Teks Tersedia =
++++
Bafa dan Bafi, bocah kecil yang terlampau cerewet
untuk hal yang menyesakkan kepalanya.
Tak jarang pula mereka terlibat perkelahian karena hal yang sangat remeh;
tidak didongengi sang ibu sebagai penghantar
tidurnya. Sepulang sekolah sang
adik, Bafi mendapatkan kosakata baru dari gurunya. Ia seperti
ketakutan mendengarkan kata yang selama ini sangat dirahasiakan untuk
diungkapkan oleh orang tuanya. “Politik”, begitu kata yang terekam di memorinya saat guru menyampaikan materi pagi tadi. Menjelang tidur,
seperti biasa sebelum tidur ibu
bercerita, ia teringat pelajaran pagi tadi dan memberanikan diri mengajukan
pertanyaan yang mengganjal hatinya pada
sang ibu. “Bu politik itu apa?”, serunya. Si ibu hanya tersenyum simpul
mendengarkan celoteh anaknya. “ kau tanya kakakmu”, pintanya. Belum sempat ia
bertanya pada si kakak yang ada disampingnya sang kakak sudah tertidur duluan.
Ia kembali meronta, “bu politik itu apa?”, desaknya. Malam itu si ibu tak
melanjutkan ceritanya tapi ia langsung memberikan buku dongeng pada anaknya.
“ini kamu cermati, siapa saja tokoh yang ada dalam cerita tersebut”.
Pagi harinya ia
kembali meminta jawaban dari ibunya. Dan
untuk yang ketiga kalinya si anak kembali bertanya, “bu politik itu apa?”,
tagihnya. ”Sudah kamu ketahui nak siapa saja tokoh yang ada dalam cerita yang
kemarin kamu baca?”. “sudah bu”, jawabnya. “coba sebutkan nak?”, pinta si ibu.
Dengan suara yang terteteh-teteh ia mulai bertutur pada ibunya. “disana ada
satu keluarga lengkap beranggotakan: ayah, ibu, dua orang anak kecil kakak
beradik dan satu orang pembantu”. “bagus-bagus”, puji ibunya. “Itulah nak
politik”, lanjutnya.
Dalam cerita
yang disodorkan si ibu tersebut di gambarkan ada anak kecil yang menangis
sedangkan sang kakak tidak bisa meredakan tangisnya. Sang kakak yang umurnya
hanya terpaut dua tahun lalu mendatangi ibunya berniat untuk membangunkan ibunya
agar si ibu mau meninabobokannya
kembali, tetapi si ibu terlampau pulas tidur. Si kakak mencari ayahnya agar ia
bisa menenangkan tangisan adiknya. Tetapi tiba-tiba ia tertegun ketika mendatangi kamar
pembantunya karena disana didapati ayahnya sedang meniduri pembantunya. Si
Kakak hanya bisa bertindak sekenanya agar adiknya berhenti menangis dan
meratapi adiknya yang menangis tak kunjung reda. Anak kecil yang menangis itu ibaratnya generasi muda
yang menjadi simbol suatu masa depan. Ibu ibaratnya pemerintah. Si kakak ibaratnya rakyat. Si ayah ibaratnya
kapitalis dan si pembantu sendiri ibaratnya buruh.
++++
Data Tersedia =
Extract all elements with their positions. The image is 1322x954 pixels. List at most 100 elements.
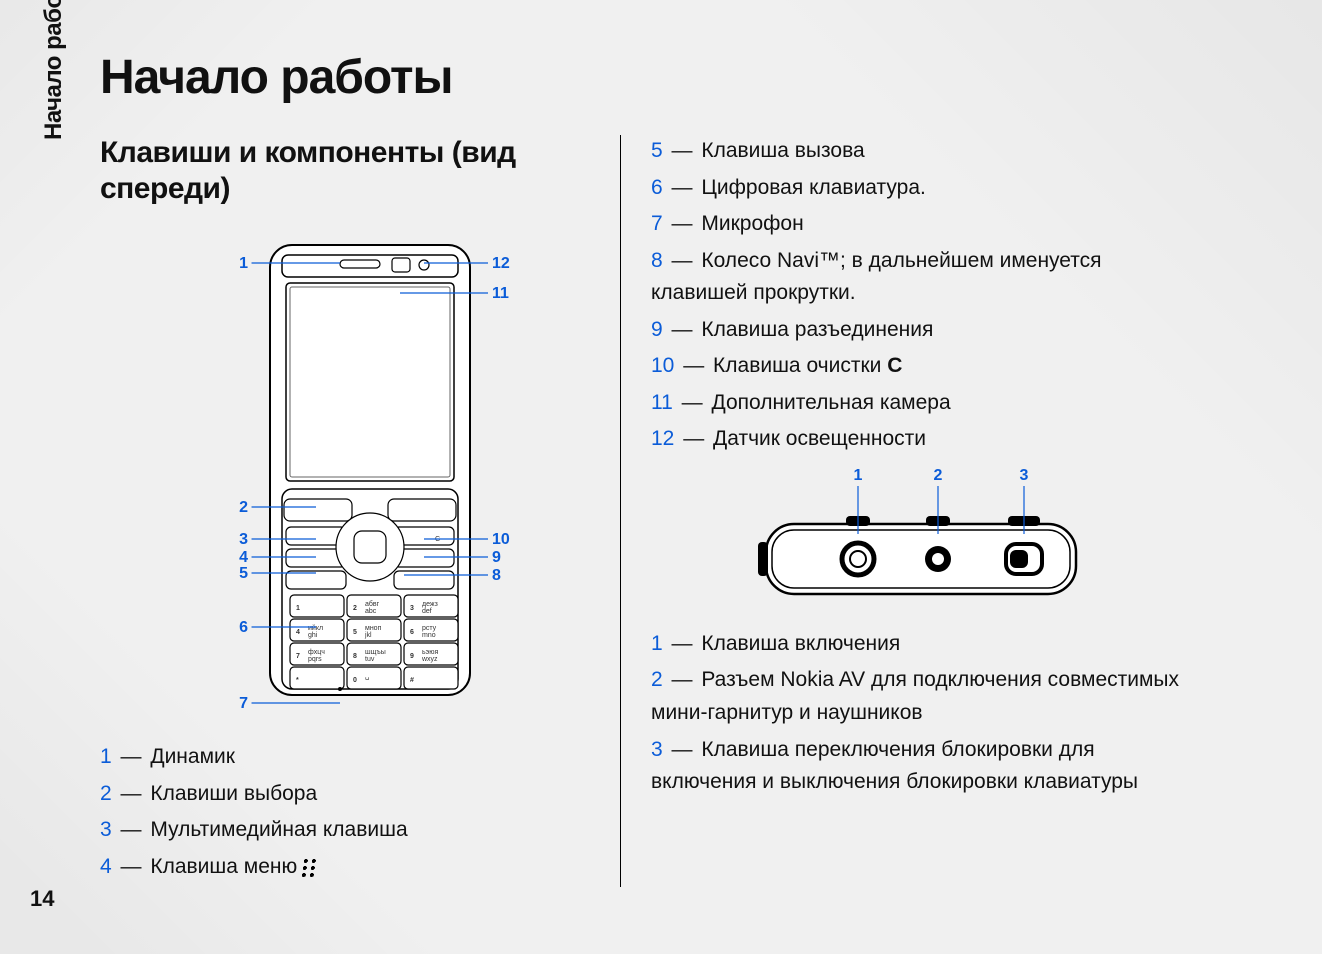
++++
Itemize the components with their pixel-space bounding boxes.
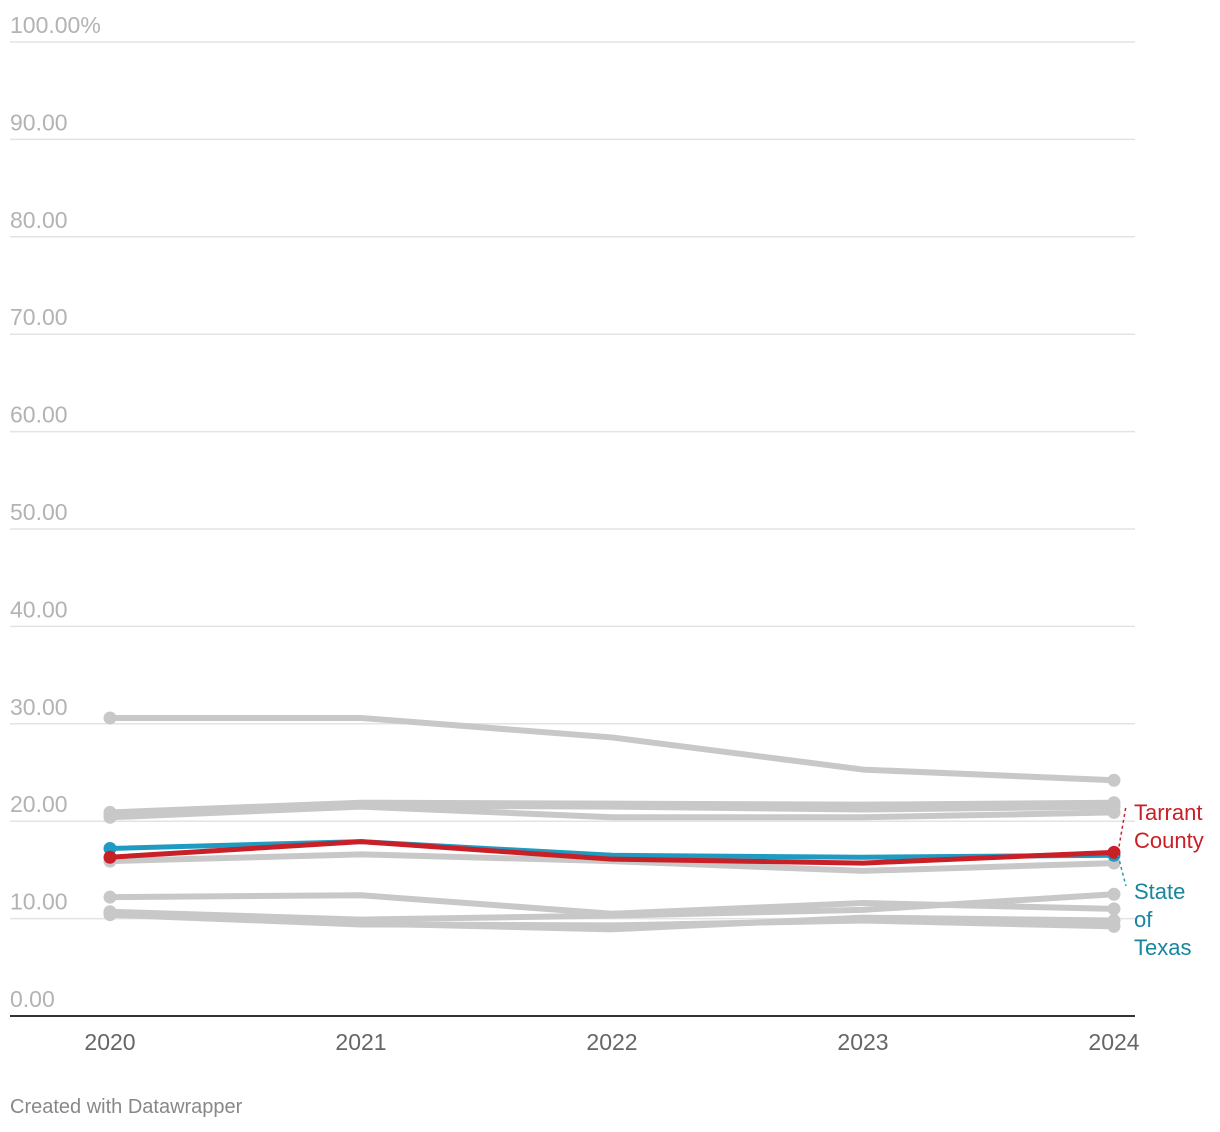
++++
Tugas Dikerjakan =
(1) Dalam teks tentang Bafa dan Bafi, si kakak pada buku dongeng itu diibaratkan sebagai apa?
(2) Tolong salin tanpa perubahan bagian teks tentang Bafa dan Bafi dari "Bafa dan Bafi, bocah" sampai "sudah tertidur duluan.".

Jawaban Diberikan =
(1) Rakyat.

(2)
Bafa dan Bafi, bocah kecil yang terlampau cerewet
untuk hal yang menyesakkan kepalanya.
Tak jarang pula mereka terlibat perkelahian karena hal yang sangat remeh;
tidak didongengi sang ibu sebagai penghantar
tidurnya. Sepulang sekolah sang
adik, Bafi mendapatkan kosakata baru dari gurunya. Ia seperti
ketakutan mendengarkan kata yang selama ini sangat dirahasiakan untuk
diungkapkan oleh orang tuanya. “Politik”, begitu kata yang terekam di memorinya saat guru menyampaikan materi pagi tadi. Menjelang tidur,
seperti biasa sebelum tidur ibu
bercerita, ia teringat pelajaran pagi tadi dan memberanikan diri mengajukan
pertanyaan yang mengganjal hatinya pada
sang ibu. “Bu politik itu apa?”, serunya. Si ibu hanya tersenyum simpul
mendengarkan celoteh anaknya. “ kau tanya kakakmu”, pintanya. Belum sempat ia
bertanya pada si kakak yang ada disampingnya sang kakak sudah tertidur duluan.